=== DATA TO PROCESS ===
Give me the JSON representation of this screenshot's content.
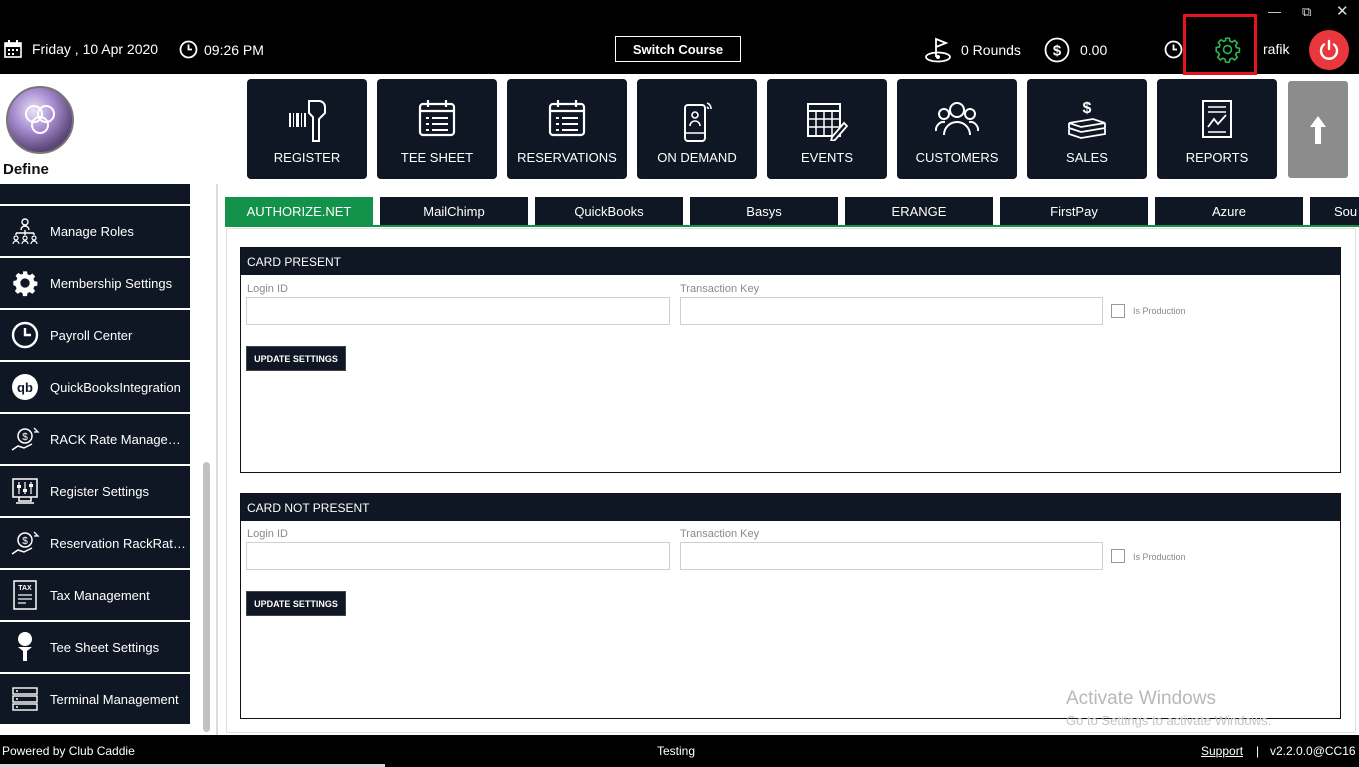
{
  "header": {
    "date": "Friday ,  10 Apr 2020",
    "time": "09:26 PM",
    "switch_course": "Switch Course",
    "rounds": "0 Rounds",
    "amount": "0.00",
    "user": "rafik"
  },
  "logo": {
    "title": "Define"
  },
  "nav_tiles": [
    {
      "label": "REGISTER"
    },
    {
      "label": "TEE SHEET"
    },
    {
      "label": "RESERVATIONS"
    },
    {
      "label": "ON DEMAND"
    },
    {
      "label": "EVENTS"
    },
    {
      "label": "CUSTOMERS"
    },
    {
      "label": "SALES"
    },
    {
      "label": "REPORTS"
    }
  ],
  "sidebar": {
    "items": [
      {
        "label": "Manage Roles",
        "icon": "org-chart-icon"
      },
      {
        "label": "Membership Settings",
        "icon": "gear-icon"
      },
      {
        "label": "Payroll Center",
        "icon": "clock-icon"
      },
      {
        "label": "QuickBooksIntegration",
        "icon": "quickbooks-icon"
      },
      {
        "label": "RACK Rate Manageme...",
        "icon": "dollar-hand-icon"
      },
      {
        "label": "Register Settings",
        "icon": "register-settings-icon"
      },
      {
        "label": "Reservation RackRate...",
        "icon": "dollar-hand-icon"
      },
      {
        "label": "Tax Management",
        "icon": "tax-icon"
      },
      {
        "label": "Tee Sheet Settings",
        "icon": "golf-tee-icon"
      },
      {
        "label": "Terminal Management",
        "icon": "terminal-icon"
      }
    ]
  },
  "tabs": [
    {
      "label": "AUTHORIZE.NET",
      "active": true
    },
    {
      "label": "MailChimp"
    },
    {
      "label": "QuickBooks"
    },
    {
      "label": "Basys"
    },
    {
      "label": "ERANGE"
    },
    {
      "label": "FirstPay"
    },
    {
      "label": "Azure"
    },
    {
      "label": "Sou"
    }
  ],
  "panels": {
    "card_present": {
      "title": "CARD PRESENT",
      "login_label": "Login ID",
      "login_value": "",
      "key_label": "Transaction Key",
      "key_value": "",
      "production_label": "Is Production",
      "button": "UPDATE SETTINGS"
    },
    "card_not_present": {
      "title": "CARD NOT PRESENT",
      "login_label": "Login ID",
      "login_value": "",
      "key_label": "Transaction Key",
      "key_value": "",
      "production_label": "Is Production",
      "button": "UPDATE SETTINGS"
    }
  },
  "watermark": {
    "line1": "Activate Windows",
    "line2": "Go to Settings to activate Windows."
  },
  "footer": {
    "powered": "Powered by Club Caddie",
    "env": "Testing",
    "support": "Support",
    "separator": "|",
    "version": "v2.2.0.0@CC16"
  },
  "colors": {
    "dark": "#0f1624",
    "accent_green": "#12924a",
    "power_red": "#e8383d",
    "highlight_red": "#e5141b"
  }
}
===
=== DATA TO PROCESS ===
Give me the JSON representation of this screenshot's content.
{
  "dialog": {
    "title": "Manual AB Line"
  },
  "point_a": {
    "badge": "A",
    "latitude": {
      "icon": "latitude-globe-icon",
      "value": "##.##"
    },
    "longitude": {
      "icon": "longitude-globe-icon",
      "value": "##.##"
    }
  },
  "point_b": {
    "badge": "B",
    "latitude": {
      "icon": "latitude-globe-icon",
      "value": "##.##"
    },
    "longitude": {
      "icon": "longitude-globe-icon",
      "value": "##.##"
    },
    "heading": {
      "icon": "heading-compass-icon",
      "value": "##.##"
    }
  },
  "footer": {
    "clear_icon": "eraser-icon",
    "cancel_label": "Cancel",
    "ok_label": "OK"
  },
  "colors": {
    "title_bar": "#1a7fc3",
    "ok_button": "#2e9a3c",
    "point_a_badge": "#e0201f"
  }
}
===
#### PROBLEM
Pull out every line in the data above that has the word "Windows".

#### EXPECTED OUTPUT
    "line1": "Activate Windows",
    "line2": "Go to Settings to activate Windows."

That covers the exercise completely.